Instruction - Copy each line with the word "equation" in it.

— BEGIN Raw records —

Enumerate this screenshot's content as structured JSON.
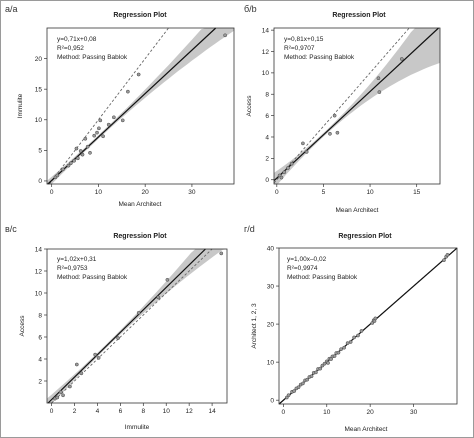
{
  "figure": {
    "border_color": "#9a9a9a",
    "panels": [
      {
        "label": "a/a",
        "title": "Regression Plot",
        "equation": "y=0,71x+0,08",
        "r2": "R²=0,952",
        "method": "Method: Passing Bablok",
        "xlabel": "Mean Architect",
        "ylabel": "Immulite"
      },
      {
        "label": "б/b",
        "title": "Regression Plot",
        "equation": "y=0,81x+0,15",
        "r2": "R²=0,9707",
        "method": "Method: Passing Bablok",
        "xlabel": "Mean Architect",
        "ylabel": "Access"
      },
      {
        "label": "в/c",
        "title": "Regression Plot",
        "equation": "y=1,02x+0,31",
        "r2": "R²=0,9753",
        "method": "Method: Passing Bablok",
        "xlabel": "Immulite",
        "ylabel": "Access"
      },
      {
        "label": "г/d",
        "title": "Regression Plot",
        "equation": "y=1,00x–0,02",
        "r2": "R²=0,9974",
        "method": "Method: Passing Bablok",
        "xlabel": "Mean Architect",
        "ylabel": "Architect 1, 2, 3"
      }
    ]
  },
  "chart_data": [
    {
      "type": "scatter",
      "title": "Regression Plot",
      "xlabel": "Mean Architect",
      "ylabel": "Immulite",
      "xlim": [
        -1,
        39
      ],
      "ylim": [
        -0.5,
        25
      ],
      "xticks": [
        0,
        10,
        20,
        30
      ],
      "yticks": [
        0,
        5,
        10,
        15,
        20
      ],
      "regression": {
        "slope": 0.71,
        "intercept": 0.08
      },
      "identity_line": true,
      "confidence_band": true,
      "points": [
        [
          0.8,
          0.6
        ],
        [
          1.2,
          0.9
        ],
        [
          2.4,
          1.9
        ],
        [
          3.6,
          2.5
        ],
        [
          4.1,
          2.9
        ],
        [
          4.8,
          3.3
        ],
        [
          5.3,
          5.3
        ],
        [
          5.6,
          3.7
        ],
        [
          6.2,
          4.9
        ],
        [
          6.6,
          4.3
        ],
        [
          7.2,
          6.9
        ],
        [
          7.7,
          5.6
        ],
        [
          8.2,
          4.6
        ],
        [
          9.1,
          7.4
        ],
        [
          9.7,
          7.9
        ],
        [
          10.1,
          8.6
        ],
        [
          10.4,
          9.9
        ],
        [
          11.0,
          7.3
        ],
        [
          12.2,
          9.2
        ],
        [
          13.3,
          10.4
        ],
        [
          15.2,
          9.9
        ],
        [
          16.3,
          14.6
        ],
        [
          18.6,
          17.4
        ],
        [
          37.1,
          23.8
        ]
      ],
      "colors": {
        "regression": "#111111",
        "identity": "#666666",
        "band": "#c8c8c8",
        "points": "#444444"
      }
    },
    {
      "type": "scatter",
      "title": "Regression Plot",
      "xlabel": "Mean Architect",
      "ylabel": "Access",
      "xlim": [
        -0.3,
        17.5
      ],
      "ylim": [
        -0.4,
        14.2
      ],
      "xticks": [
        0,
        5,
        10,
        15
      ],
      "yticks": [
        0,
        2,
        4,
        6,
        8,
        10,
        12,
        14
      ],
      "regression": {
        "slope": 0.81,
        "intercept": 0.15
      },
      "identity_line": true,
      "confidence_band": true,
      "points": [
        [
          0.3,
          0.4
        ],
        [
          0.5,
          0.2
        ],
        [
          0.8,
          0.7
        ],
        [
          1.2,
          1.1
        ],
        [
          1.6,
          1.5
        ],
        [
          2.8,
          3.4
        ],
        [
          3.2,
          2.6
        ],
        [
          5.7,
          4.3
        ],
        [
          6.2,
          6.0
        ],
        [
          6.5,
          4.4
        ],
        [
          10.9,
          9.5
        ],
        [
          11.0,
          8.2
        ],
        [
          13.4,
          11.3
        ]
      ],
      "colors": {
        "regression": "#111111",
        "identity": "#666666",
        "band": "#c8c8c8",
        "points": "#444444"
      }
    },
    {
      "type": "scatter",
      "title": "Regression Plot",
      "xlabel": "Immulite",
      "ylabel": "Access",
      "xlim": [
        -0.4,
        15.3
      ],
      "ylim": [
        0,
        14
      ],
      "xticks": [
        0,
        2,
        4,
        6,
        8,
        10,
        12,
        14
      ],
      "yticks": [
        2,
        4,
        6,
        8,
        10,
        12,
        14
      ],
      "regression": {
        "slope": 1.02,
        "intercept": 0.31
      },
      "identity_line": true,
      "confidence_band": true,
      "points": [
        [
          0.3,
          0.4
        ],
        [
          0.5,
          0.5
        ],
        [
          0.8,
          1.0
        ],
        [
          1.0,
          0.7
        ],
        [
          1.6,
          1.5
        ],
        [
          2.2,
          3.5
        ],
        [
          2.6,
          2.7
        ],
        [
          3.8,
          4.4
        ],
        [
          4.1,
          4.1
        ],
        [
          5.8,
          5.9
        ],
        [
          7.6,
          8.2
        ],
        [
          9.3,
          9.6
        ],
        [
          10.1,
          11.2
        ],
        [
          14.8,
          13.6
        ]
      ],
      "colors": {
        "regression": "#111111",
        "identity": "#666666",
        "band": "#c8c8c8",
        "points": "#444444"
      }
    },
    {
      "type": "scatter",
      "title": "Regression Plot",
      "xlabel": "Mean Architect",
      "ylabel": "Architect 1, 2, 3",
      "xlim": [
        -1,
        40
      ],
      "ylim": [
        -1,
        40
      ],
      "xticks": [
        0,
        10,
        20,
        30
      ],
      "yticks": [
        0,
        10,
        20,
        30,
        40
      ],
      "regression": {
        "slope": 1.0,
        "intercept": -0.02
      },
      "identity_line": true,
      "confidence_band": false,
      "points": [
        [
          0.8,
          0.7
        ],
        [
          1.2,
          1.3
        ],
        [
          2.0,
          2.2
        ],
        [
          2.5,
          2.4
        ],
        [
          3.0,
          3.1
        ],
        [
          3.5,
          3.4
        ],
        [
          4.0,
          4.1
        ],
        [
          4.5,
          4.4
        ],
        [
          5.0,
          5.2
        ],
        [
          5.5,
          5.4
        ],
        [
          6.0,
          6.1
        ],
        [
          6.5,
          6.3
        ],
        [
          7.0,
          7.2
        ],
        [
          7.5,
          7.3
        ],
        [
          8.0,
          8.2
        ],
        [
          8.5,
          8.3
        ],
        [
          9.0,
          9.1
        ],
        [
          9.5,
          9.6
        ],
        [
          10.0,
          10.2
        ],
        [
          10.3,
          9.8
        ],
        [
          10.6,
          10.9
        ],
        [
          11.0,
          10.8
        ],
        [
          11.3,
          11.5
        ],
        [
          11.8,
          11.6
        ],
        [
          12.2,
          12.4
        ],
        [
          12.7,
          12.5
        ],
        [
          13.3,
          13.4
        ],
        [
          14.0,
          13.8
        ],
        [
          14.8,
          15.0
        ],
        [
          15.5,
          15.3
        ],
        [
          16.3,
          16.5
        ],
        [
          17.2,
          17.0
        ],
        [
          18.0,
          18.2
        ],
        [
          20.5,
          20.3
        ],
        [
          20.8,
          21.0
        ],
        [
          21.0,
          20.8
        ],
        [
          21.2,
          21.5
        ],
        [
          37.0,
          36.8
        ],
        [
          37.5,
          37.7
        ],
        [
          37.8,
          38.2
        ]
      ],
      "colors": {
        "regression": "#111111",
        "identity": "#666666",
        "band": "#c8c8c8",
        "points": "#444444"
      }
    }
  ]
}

— END Raw records —
— BEGIN Raw records —

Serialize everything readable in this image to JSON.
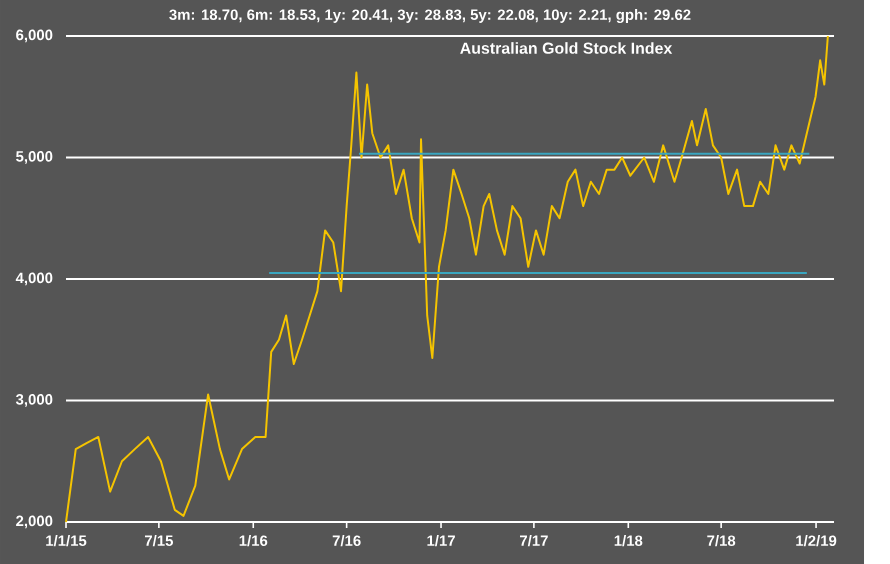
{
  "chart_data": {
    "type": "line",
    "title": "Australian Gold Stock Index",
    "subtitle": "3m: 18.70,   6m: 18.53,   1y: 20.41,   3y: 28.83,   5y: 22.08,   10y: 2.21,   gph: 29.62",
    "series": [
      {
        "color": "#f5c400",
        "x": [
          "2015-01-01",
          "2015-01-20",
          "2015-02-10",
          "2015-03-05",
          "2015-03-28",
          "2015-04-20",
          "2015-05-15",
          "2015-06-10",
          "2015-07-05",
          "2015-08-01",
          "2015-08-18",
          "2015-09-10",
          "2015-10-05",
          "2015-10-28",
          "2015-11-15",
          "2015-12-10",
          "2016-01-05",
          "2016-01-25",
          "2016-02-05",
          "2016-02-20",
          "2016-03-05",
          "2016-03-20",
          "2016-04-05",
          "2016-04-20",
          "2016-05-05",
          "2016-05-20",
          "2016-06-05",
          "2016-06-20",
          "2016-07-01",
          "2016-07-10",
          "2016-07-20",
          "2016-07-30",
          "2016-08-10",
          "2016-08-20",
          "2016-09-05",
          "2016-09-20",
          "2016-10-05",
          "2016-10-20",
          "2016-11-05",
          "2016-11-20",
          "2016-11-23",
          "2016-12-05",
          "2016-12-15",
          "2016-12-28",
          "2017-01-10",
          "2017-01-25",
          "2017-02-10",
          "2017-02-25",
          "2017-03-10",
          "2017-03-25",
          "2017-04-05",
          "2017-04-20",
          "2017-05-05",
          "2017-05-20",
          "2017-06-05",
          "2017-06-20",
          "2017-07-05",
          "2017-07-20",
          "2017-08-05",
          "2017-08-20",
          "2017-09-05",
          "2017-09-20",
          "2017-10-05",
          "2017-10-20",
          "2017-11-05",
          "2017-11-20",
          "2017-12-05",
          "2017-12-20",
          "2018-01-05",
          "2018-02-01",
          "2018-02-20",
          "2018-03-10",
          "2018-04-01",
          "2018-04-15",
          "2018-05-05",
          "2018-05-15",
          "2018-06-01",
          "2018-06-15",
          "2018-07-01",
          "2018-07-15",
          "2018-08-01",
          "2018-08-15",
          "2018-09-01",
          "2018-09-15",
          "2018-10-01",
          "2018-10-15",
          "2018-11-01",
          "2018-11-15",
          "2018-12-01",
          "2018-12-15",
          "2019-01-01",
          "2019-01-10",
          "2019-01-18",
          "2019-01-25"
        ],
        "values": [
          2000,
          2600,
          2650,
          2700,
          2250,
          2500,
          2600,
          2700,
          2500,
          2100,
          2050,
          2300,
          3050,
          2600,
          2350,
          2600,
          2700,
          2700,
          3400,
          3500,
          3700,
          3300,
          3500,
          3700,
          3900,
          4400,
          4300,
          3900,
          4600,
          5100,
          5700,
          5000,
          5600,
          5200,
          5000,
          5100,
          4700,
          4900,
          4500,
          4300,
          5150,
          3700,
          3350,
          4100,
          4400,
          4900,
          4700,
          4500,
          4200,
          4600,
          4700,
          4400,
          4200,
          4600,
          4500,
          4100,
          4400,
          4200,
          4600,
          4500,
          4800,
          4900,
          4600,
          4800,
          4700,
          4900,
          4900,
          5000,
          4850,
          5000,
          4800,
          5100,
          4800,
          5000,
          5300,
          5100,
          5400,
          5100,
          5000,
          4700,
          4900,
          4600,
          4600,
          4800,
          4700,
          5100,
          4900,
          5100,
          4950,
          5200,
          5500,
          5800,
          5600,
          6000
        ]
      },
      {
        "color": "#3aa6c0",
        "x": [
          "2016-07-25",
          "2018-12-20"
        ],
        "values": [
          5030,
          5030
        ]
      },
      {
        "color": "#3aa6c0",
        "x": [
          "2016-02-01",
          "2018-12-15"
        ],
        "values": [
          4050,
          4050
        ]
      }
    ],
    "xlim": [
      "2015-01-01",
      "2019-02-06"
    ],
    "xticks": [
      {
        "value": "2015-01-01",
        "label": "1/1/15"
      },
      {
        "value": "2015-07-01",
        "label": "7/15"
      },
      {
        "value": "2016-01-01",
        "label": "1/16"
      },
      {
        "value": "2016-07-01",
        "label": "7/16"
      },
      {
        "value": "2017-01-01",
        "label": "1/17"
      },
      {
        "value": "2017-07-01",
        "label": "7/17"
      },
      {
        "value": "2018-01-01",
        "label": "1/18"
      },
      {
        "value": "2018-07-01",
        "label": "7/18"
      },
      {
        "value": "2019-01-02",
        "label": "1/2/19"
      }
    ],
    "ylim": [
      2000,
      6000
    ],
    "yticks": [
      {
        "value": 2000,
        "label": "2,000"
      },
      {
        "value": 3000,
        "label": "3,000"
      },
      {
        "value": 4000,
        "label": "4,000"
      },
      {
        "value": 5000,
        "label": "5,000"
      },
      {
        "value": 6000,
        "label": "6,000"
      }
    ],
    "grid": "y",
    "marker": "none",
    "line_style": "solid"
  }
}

— END Raw records —

Problem solution -
        "equation": "y=0,71x+0,08",
        "equation": "y=0,81x+0,15",
        "equation": "y=1,02x+0,31",
        "equation": "y=1,00x–0,02",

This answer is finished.